** Start Data rows **
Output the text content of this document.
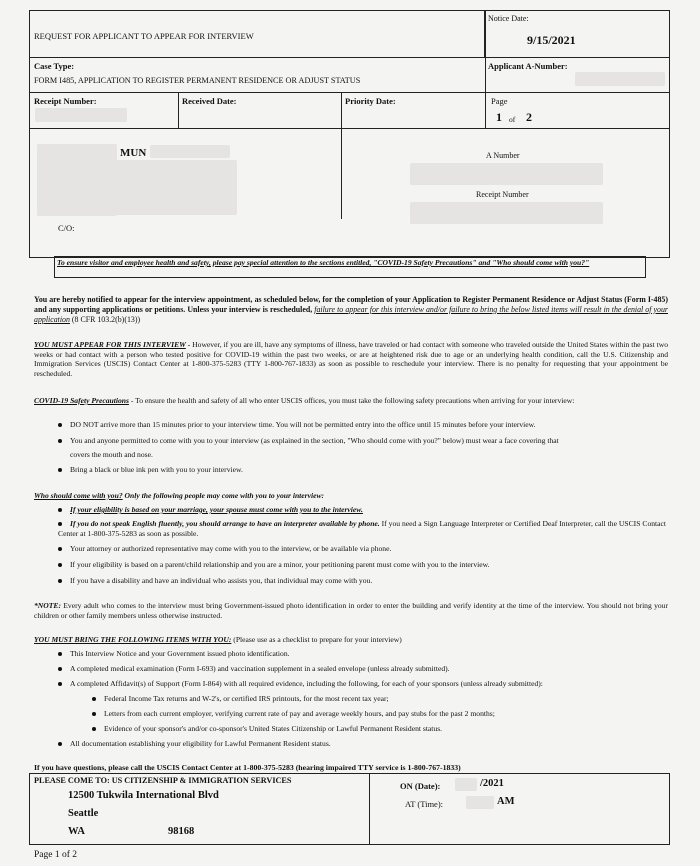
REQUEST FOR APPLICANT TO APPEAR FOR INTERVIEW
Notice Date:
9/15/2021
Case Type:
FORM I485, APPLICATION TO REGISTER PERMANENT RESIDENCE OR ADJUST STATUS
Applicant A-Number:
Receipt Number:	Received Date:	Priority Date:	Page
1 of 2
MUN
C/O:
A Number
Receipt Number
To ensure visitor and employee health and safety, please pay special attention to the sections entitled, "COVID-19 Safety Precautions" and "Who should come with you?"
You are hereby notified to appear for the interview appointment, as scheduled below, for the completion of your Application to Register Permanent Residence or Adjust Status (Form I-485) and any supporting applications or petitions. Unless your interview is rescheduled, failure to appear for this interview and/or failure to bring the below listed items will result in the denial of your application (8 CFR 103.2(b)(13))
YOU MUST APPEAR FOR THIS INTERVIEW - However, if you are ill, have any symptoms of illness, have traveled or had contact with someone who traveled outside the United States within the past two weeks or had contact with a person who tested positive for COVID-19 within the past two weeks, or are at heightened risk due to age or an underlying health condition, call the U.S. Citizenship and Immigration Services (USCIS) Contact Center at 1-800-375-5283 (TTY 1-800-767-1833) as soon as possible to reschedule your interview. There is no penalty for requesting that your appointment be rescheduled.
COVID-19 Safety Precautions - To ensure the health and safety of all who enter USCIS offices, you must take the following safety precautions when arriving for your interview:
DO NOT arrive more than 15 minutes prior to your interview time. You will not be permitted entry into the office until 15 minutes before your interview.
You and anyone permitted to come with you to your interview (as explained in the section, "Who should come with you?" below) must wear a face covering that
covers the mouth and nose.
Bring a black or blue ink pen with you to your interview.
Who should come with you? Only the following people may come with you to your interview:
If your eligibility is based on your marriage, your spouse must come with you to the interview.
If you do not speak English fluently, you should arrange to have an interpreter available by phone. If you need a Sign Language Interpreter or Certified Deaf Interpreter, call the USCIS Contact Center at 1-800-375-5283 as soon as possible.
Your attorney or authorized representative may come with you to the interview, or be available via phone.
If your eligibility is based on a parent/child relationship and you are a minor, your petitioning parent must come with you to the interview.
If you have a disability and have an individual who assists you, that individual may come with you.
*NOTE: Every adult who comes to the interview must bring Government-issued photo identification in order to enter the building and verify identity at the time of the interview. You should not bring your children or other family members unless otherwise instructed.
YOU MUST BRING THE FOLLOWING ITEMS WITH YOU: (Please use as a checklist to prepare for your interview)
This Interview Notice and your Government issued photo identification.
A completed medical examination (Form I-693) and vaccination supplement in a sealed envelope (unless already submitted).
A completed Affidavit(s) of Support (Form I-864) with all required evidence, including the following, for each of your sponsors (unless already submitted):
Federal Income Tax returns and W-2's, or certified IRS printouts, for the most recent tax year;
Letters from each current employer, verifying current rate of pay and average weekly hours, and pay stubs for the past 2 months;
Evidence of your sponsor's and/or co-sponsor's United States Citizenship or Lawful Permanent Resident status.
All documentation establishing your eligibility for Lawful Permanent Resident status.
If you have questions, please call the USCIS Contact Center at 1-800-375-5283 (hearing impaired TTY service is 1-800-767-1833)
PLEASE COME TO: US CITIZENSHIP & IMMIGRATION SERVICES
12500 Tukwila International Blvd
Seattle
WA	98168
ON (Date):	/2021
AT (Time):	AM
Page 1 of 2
** End Data rows **
** Start Data rows **
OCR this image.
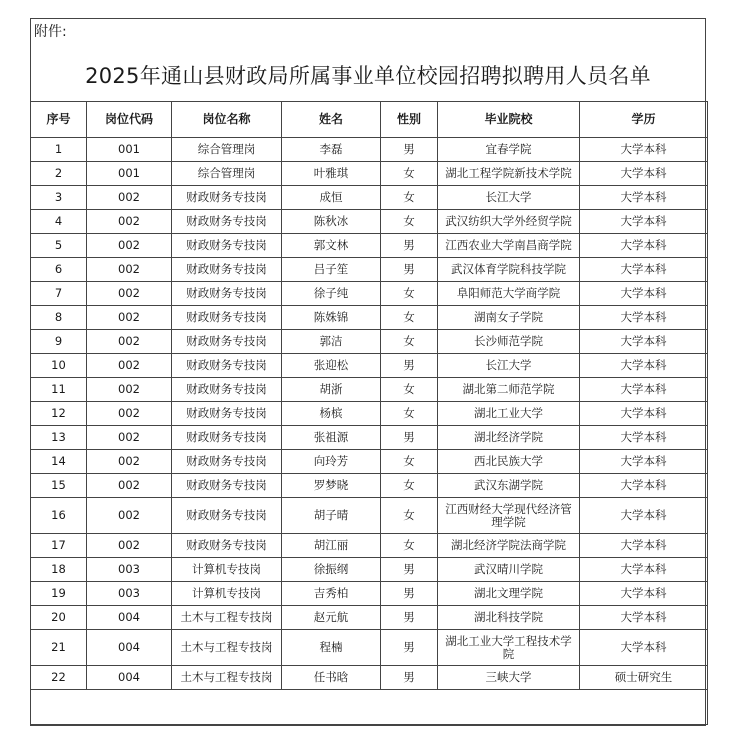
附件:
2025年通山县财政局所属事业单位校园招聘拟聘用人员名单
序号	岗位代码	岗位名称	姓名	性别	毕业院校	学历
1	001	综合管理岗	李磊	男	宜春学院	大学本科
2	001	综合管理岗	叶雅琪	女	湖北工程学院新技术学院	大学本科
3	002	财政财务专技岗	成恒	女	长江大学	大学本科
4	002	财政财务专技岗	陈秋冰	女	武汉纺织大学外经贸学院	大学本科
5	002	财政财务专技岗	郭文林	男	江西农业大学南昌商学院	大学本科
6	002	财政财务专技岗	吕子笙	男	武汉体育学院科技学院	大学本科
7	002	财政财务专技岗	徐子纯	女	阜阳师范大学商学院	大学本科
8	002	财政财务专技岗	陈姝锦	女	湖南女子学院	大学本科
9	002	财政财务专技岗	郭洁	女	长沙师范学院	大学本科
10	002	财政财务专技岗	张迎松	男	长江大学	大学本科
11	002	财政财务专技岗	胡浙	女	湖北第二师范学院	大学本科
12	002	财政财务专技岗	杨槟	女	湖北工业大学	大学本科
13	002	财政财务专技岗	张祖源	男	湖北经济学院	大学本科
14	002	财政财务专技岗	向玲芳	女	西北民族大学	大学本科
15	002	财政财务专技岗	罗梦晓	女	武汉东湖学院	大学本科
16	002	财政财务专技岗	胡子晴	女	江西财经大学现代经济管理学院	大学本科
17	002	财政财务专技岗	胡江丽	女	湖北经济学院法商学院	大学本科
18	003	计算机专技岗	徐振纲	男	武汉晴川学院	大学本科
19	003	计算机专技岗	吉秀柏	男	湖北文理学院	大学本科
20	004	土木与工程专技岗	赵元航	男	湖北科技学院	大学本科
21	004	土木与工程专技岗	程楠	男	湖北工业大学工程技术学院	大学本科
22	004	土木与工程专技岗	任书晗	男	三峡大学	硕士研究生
** End Data rows **
** Start Data rows **
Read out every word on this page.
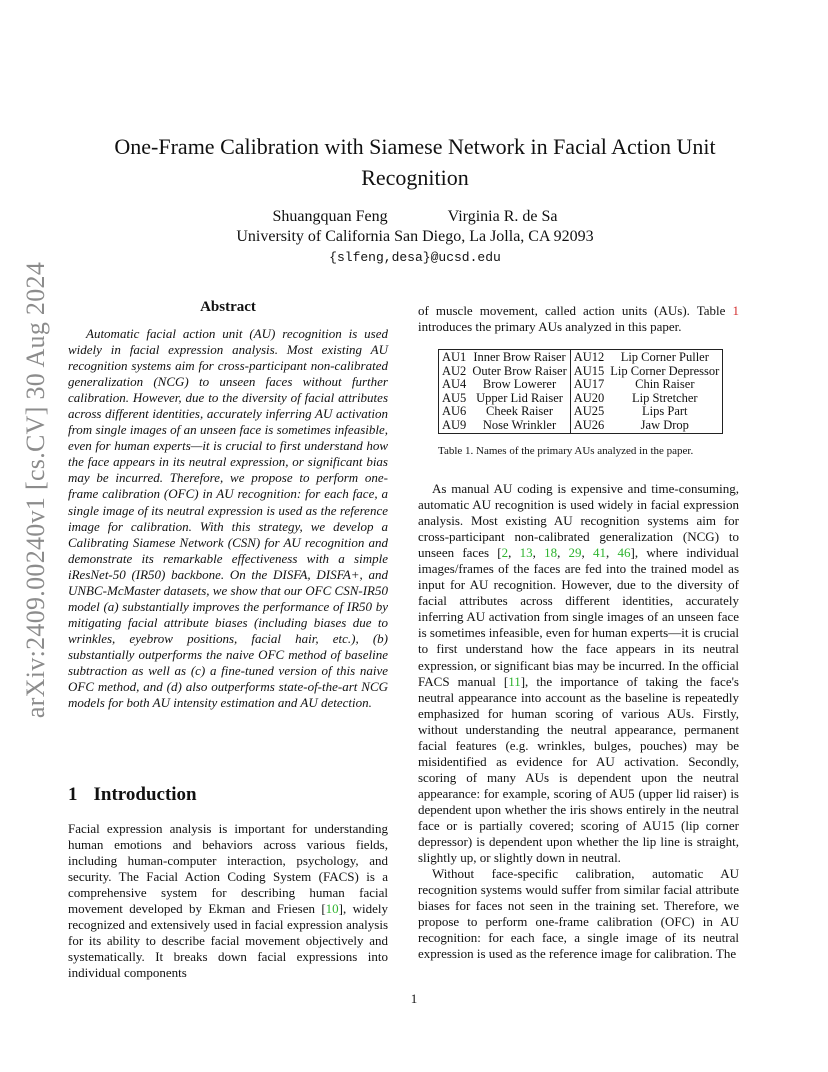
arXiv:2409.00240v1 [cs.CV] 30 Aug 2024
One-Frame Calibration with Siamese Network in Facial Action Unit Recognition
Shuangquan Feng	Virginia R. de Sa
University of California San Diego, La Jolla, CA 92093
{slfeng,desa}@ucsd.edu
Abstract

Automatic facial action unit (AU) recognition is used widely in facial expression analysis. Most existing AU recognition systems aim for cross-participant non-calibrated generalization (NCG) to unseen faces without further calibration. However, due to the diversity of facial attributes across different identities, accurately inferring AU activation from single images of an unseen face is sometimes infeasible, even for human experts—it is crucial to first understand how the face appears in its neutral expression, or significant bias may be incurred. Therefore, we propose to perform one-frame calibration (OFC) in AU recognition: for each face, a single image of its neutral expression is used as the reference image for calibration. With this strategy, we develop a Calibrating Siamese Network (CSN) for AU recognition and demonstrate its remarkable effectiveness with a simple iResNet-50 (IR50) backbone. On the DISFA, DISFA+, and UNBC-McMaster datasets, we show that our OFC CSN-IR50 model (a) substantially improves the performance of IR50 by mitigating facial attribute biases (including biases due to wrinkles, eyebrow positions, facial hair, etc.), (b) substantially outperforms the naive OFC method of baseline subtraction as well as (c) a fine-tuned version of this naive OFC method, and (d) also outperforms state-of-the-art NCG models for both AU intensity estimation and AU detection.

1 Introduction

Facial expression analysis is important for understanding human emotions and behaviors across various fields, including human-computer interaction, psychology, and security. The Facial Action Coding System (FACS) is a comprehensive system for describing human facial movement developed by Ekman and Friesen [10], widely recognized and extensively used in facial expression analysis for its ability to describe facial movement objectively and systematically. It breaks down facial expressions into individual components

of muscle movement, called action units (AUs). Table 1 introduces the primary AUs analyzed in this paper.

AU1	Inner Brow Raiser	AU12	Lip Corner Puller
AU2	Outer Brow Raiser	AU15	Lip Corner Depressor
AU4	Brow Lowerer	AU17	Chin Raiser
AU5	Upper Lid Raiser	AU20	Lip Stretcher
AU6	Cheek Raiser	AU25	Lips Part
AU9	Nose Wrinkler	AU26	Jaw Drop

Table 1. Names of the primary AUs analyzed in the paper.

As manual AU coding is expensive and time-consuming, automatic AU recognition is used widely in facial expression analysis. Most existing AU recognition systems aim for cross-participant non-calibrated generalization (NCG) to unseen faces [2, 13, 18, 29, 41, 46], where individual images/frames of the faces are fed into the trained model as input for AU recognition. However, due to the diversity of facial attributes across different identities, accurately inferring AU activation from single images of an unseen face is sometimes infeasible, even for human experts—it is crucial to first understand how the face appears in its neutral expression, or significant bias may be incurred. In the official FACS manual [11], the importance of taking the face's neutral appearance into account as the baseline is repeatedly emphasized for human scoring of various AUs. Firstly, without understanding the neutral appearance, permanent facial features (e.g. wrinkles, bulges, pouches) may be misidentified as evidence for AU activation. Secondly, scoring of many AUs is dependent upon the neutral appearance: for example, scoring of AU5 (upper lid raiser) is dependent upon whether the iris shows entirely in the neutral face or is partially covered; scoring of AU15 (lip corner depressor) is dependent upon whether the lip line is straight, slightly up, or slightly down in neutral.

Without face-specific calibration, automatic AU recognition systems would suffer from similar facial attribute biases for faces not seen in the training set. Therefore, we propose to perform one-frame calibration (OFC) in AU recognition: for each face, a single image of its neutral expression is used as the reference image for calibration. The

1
** End Data rows **
_Stated task_
Locate the word "Resident" in the records above, and return each line that has it.

_Solution_
Evidence of your sponsor's and/or co-sponsor's United States Citizenship or Lawful Permanent Resident status.
All documentation establishing your eligibility for Lawful Permanent Resident status.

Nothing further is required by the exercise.